Reproduce every entry exactly, without alteration.

### Source records

◇ ◇ ◇ ◇ ◇ ◇ ◇

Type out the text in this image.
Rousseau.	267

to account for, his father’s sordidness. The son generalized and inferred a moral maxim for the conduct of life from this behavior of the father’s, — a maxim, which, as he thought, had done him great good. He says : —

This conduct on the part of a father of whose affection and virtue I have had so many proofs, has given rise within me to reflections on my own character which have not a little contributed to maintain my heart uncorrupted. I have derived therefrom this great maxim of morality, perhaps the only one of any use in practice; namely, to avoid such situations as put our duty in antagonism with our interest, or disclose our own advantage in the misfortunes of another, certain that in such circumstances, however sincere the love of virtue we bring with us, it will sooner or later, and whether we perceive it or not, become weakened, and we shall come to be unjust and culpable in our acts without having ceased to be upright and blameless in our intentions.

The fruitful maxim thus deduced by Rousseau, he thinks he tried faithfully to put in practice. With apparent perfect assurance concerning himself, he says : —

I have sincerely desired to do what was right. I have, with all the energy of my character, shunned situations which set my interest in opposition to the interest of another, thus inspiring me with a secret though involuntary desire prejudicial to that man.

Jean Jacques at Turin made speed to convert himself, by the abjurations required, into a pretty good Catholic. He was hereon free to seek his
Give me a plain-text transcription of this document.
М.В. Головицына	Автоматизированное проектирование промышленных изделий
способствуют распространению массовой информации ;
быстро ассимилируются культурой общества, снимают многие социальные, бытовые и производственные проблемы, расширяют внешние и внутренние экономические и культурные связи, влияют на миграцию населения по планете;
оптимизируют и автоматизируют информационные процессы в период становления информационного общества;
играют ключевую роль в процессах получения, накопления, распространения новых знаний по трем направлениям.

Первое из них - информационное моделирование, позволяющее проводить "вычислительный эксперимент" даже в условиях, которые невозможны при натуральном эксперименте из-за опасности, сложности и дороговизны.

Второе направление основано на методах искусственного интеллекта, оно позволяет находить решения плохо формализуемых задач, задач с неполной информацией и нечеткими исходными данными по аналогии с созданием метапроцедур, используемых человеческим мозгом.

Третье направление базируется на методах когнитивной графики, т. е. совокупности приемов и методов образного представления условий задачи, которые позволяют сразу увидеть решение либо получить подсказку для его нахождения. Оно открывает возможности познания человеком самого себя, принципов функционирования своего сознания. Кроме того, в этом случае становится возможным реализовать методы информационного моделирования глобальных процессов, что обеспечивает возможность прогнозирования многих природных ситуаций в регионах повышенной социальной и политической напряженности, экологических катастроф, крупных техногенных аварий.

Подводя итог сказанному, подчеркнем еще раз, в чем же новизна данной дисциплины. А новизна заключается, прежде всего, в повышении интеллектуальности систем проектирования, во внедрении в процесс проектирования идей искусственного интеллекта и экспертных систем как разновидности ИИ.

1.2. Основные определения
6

◇ ◇ ◇ ◇ ◇ ◇ ◇

### Complete output
Type out the text in this image.
Rousseau.	267

to account for, his father’s sordidness. The son generalized and inferred a moral maxim for the conduct of life from this behavior of the father’s, — a maxim, which, as he thought, had done him great good. He says : —

This conduct on the part of a father of whose affection and virtue I have had so many proofs, has given rise within me to reflections on my own character which have not a little contributed to maintain my heart uncorrupted. I have derived therefrom this great maxim of morality, perhaps the only one of any use in practice; namely, to avoid such situations as put our duty in antagonism with our interest, or disclose our own advantage in the misfortunes of another, certain that in such circumstances, however sincere the love of virtue we bring with us, it will sooner or later, and whether we perceive it or not, become weakened, and we shall come to be unjust and culpable in our acts without having ceased to be upright and blameless in our intentions.

The fruitful maxim thus deduced by Rousseau, he thinks he tried faithfully to put in practice. With apparent perfect assurance concerning himself, he says : —

I have sincerely desired to do what was right. I have, with all the energy of my character, shunned situations which set my interest in opposition to the interest of another, thus inspiring me with a secret though involuntary desire prejudicial to that man.

Jean Jacques at Turin made speed to convert himself, by the abjurations required, into a pretty good Catholic. He was hereon free to seek his
Give me a plain-text transcription of this document.
М.В. Головицына	Автоматизированное проектирование промышленных изделий
способствуют распространению массовой информации ;
быстро ассимилируются культурой общества, снимают многие социальные, бытовые и производственные проблемы, расширяют внешние и внутренние экономические и культурные связи, влияют на миграцию населения по планете;
оптимизируют и автоматизируют информационные процессы в период становления информационного общества;
играют ключевую роль в процессах получения, накопления, распространения новых знаний по трем направлениям.

Первое из них - информационное моделирование, позволяющее проводить "вычислительный эксперимент" даже в условиях, которые невозможны при натуральном эксперименте из-за опасности, сложности и дороговизны.

Второе направление основано на методах искусственного интеллекта, оно позволяет находить решения плохо формализуемых задач, задач с неполной информацией и нечеткими исходными данными по аналогии с созданием метапроцедур, используемых человеческим мозгом.

Третье направление базируется на методах когнитивной графики, т. е. совокупности приемов и методов образного представления условий задачи, которые позволяют сразу увидеть решение либо получить подсказку для его нахождения. Оно открывает возможности познания человеком самого себя, принципов функционирования своего сознания. Кроме того, в этом случае становится возможным реализовать методы информационного моделирования глобальных процессов, что обеспечивает возможность прогнозирования многих природных ситуаций в регионах повышенной социальной и политической напряженности, экологических катастроф, крупных техногенных аварий.

Подводя итог сказанному, подчеркнем еще раз, в чем же новизна данной дисциплины. А новизна заключается, прежде всего, в повышении интеллектуальности систем проектирования, во внедрении в процесс проектирования идей искусственного интеллекта и экспертных систем как разновидности ИИ.

1.2. Основные определения
6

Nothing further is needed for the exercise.